_Provided data_

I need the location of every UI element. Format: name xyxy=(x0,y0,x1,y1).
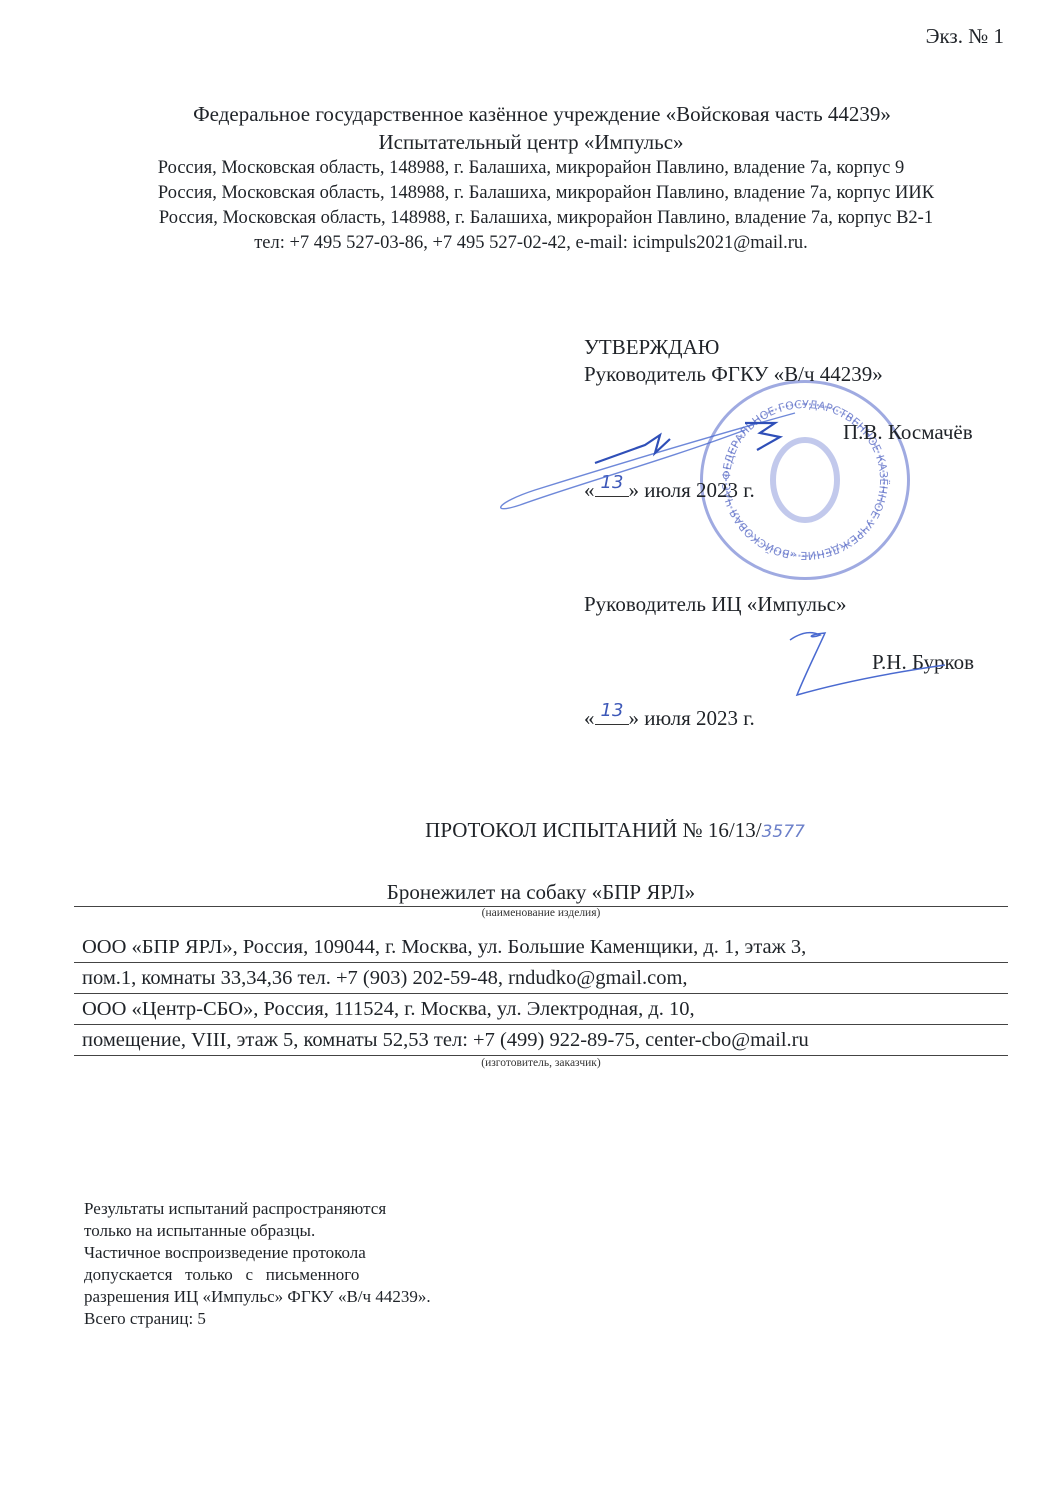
note-line: только на испытанные образцы. xyxy=(84,1220,431,1242)
signature-icon xyxy=(785,625,965,705)
protocol-title: ПРОТОКОЛ ИСПЫТАНИЙ № 16/13/3577 xyxy=(0,818,1062,843)
manufacturer-line: ООО «БПР ЯРЛ», Россия, 109044, г. Москва… xyxy=(74,932,1008,963)
contact-line: тел: +7 495 527-03-86, +7 495 527-02-42,… xyxy=(0,231,1062,256)
note-line: разрешения ИЦ «Импульс» ФГКУ «В/ч 44239»… xyxy=(84,1286,431,1308)
product-caption: (наименование изделия) xyxy=(74,907,1008,919)
date-month-year: » июля 2023 г. xyxy=(629,706,755,730)
note-line: допускается только с письменного xyxy=(84,1264,431,1286)
second-signature-date: «13» июля 2023 г. xyxy=(584,706,755,731)
letterhead: Федеральное государственное казённое учр… xyxy=(0,100,1062,256)
manufacturer-line: ООО «Центр-СБО», Россия, 111524, г. Моск… xyxy=(74,994,1008,1025)
approval-block: УТВЕРЖДАЮ Руководитель ФГКУ «В/ч 44239» xyxy=(584,334,883,388)
address-line: Россия, Московская область, 148988, г. Б… xyxy=(30,181,1062,206)
note-line: Результаты испытаний распространяются xyxy=(84,1198,431,1220)
manufacturer-customer: ООО «БПР ЯРЛ», Россия, 109044, г. Москва… xyxy=(74,932,1008,1056)
signature-icon xyxy=(495,405,815,515)
notes-block: Результаты испытаний распространяются то… xyxy=(84,1198,431,1330)
page-count: Всего страниц: 5 xyxy=(84,1308,431,1330)
address-line: Россия, Московская область, 148988, г. Б… xyxy=(0,156,1062,181)
handwritten-protocol-number: 3577 xyxy=(762,822,805,842)
organization-name: Федеральное государственное казённое учр… xyxy=(22,100,1062,128)
date-day-field: 13 xyxy=(595,706,629,725)
test-center-name: Испытательный центр «Импульс» xyxy=(0,128,1062,156)
address-line: Россия, Московская область, 148988, г. Б… xyxy=(30,206,1062,231)
manufacturer-caption: (изготовитель, заказчик) xyxy=(74,1057,1008,1069)
copy-number: Экз. № 1 xyxy=(926,24,1004,49)
second-signer-title: Руководитель ИЦ «Импульс» xyxy=(584,592,846,617)
note-line: Частичное воспроизведение протокола xyxy=(84,1242,431,1264)
handwritten-day: 13 xyxy=(601,700,624,721)
manufacturer-line: помещение, VIII, этаж 5, комнаты 52,53 т… xyxy=(74,1025,1008,1056)
product-name: Бронежилет на собаку «БПР ЯРЛ» xyxy=(74,880,1008,907)
approve-label: УТВЕРЖДАЮ xyxy=(584,334,883,361)
approver-name: П.В. Космачёв xyxy=(843,420,973,445)
approver-title: Руководитель ФГКУ «В/ч 44239» xyxy=(584,361,883,388)
protocol-title-text: ПРОТОКОЛ ИСПЫТАНИЙ № 16/13/ xyxy=(425,818,761,842)
date-quote: « xyxy=(584,706,595,730)
manufacturer-line: пом.1, комнаты 33,34,36 тел. +7 (903) 20… xyxy=(74,963,1008,994)
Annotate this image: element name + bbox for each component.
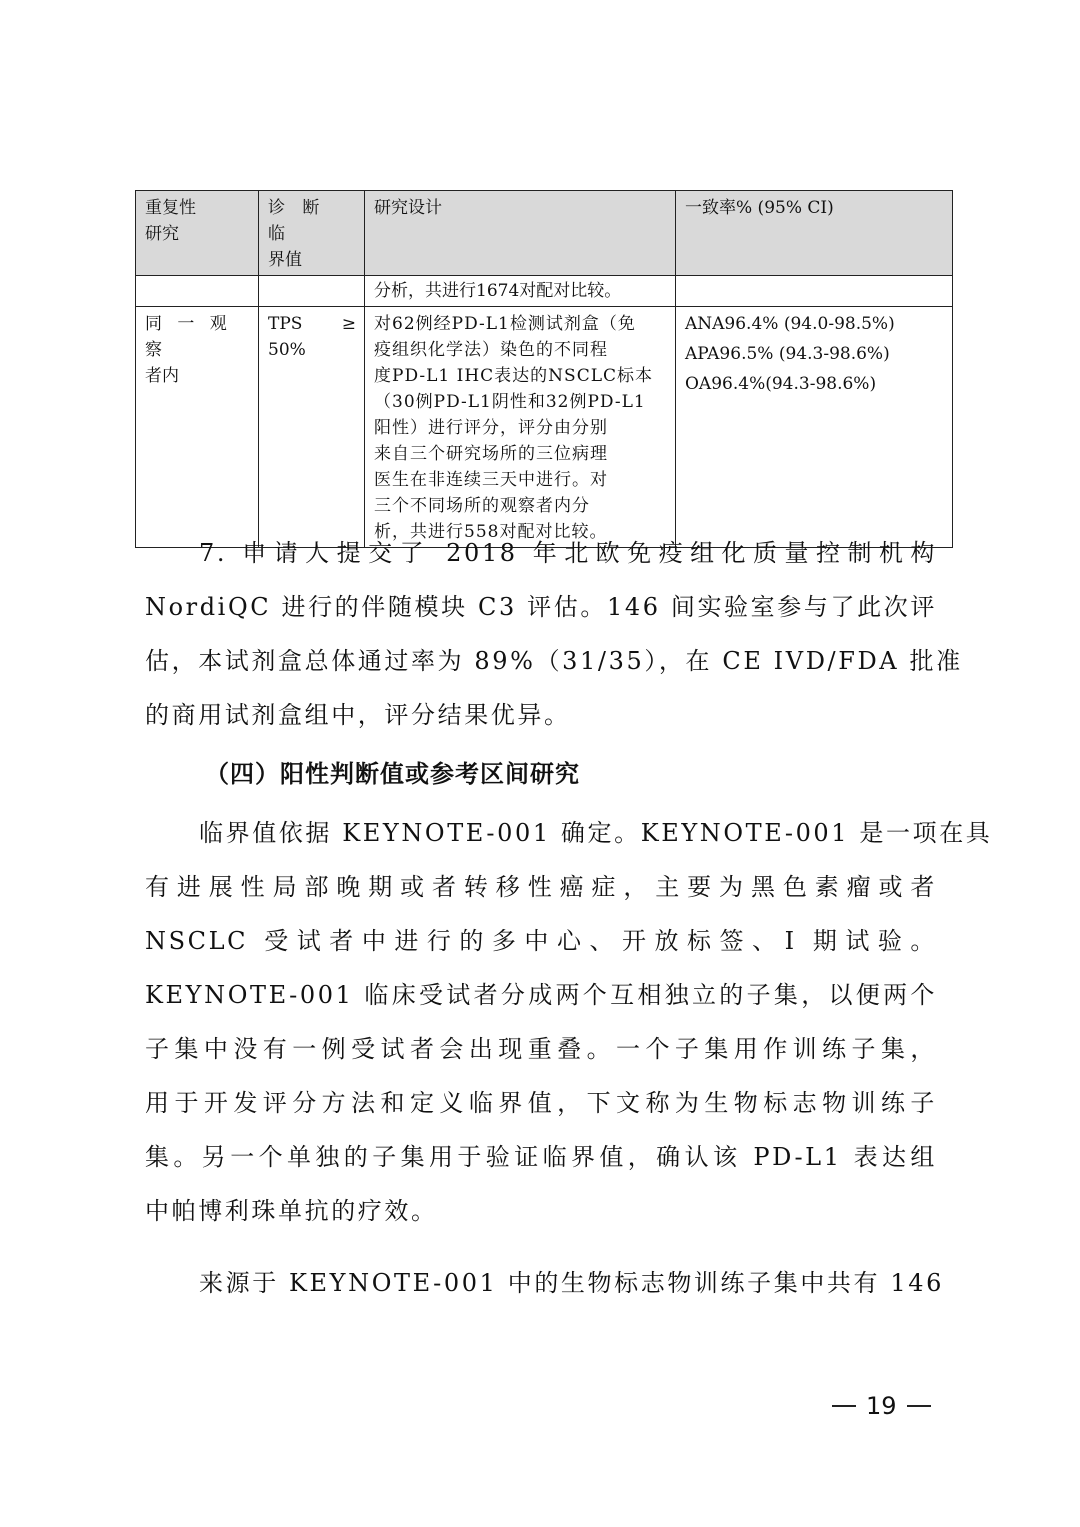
paragraph-7: 7. 申请人提交了 2018 年北欧免疫组化质量控制机构 NordiQC 进行的… xyxy=(145,526,937,742)
text-line: 集。另一个单独的子集用于验证临界值，确认该 PD-L1 表达组 xyxy=(145,1130,937,1184)
page-number: 19 xyxy=(832,1392,931,1420)
gte-symbol: ≥ xyxy=(342,311,356,337)
text-line: 7. 申请人提交了 2018 年北欧免疫组化质量控制机构 xyxy=(145,526,937,580)
cell-line: 医生在非连续三天中进行。对 xyxy=(374,467,667,493)
text-line: 估，本试剂盒总体通过率为 89%（31/35），在 CE IVD/FDA 批准 xyxy=(145,634,937,688)
table-row: 分析，共进行1674对配对比较。 xyxy=(136,276,953,307)
cell-study: 同 一 观 察 者内 xyxy=(136,307,259,548)
cell-line: 同 一 观 察 xyxy=(145,311,250,363)
text-line: NSCLC 受试者中进行的多中心、开放标签、I 期试验。 xyxy=(145,914,937,968)
table-row: 同 一 观 察 者内 TPS ≥ 50% 对62例经PD-L1检测试剂盒（免 疫… xyxy=(136,307,953,548)
cell-cutoff: TPS ≥ 50% xyxy=(259,307,365,548)
result-ana: ANA96.4% (94.0-98.5%) xyxy=(685,311,944,337)
cell-line: 疫组织化学法）染色的不同程 xyxy=(374,337,667,363)
text-line: 用于开发评分方法和定义临界值，下文称为生物标志物训练子 xyxy=(145,1076,937,1130)
repeatability-table: 重复性 研究 诊 断 临 界值 研究设计 一致率% (95% CI) 分析，共进… xyxy=(135,190,953,548)
cell-study xyxy=(136,276,259,307)
cell-agreement xyxy=(676,276,953,307)
cell-line: 三个不同场所的观察者内分 xyxy=(374,493,667,519)
text-line: NordiQC 进行的伴随模块 C3 评估。146 间实验室参与了此次评 xyxy=(145,580,937,634)
header-agreement: 一致率% (95% CI) xyxy=(676,191,953,276)
text-line: 来源于 KEYNOTE-001 中的生物标志物训练子集中共有 146 xyxy=(145,1256,937,1310)
cell-design: 对62例经PD-L1检测试剂盒（免 疫组织化学法）染色的不同程 度PD-L1 I… xyxy=(365,307,676,548)
cell-line: 来自三个研究场所的三位病理 xyxy=(374,441,667,467)
paragraph-training: 来源于 KEYNOTE-001 中的生物标志物训练子集中共有 146 xyxy=(145,1256,937,1310)
header-cutoff: 诊 断 临 界值 xyxy=(259,191,365,276)
cell-cutoff xyxy=(259,276,365,307)
cell-line: 者内 xyxy=(145,363,250,389)
text-line: KEYNOTE-001 临床受试者分成两个互相独立的子集，以便两个 xyxy=(145,968,937,1022)
dash-left xyxy=(832,1405,856,1407)
cell-line: 对62例经PD-L1检测试剂盒（免 xyxy=(374,311,667,337)
result-apa: APA96.5% (94.3-98.6%) xyxy=(685,341,944,367)
cell-design: 分析，共进行1674对配对比较。 xyxy=(365,276,676,307)
dash-right xyxy=(907,1405,931,1407)
text-line: 临界值依据 KEYNOTE-001 确定。KEYNOTE-001 是一项在具 xyxy=(145,806,937,860)
cell-agreement: ANA96.4% (94.0-98.5%) APA96.5% (94.3-98.… xyxy=(676,307,953,548)
text-line: 中帕博利珠单抗的疗效。 xyxy=(145,1184,937,1238)
header-study-line: 研究 xyxy=(145,221,250,247)
header-cutoff-line: 诊 断 临 xyxy=(268,195,356,247)
paragraph-cutoff: 临界值依据 KEYNOTE-001 确定。KEYNOTE-001 是一项在具 有… xyxy=(145,806,937,1238)
cell-line: 度PD-L1 IHC表达的NSCLC标本 xyxy=(374,363,667,389)
text-line: 子集中没有一例受试者会出现重叠。一个子集用作训练子集， xyxy=(145,1022,937,1076)
page-number-text: 19 xyxy=(866,1392,897,1420)
header-study: 重复性 研究 xyxy=(136,191,259,276)
header-study-line: 重复性 xyxy=(145,195,250,221)
cell-line: 阳性）进行评分，评分由分别 xyxy=(374,415,667,441)
result-oa: OA96.4%(94.3-98.6%) xyxy=(685,371,944,397)
cell-line: 50% xyxy=(268,337,356,363)
text-line: 有进展性局部晚期或者转移性癌症，主要为黑色素瘤或者 xyxy=(145,860,937,914)
cell-line: TPS ≥ xyxy=(268,311,356,337)
table-header-row: 重复性 研究 诊 断 临 界值 研究设计 一致率% (95% CI) xyxy=(136,191,953,276)
header-design: 研究设计 xyxy=(365,191,676,276)
tps-label: TPS xyxy=(268,311,302,337)
section-heading: （四）阳性判断值或参考区间研究 xyxy=(205,754,580,789)
header-cutoff-line: 界值 xyxy=(268,247,356,273)
cell-line: （30例PD-L1阴性和32例PD-L1 xyxy=(374,389,667,415)
text-line: 的商用试剂盒组中，评分结果优异。 xyxy=(145,688,937,742)
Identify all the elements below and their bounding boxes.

_Aim_
Format the listing's lines as a JSON list of strings, starting at the line that contains "paragraph-7: 7. 申请人提交了" and ending at the line that contains "text-line: 估，本试剂盒总体通过率为 89%（31/35），在", with both of those lines included. Give one string per line, and leave out any blank lines.

_Response to the exercise_
[
  "paragraph-7: 7. 申请人提交了 2018 年北欧免疫组化质量控制机构 NordiQC 进行的… xyxy=(145,526,937,742)",
  "text-line: 集。另一个单独的子集用于验证临界值，确认该 PD-L1 表达组 xyxy=(145,1130,937,1184)",
  "page-number: 19 xyxy=(832,1392,931,1420)",
  "gte-symbol: ≥ xyxy=(342,311,356,337)",
  "text-line: 7. 申请人提交了 2018 年北欧免疫组化质量控制机构 xyxy=(145,526,937,580)",
  "cell-line: 医生在非连续三天中进行。对 xyxy=(374,467,667,493)",
  "text-line: 估，本试剂盒总体通过率为 89%（31/35），在 CE IVD/FDA 批准 xyxy=(145,634,937,688)"
]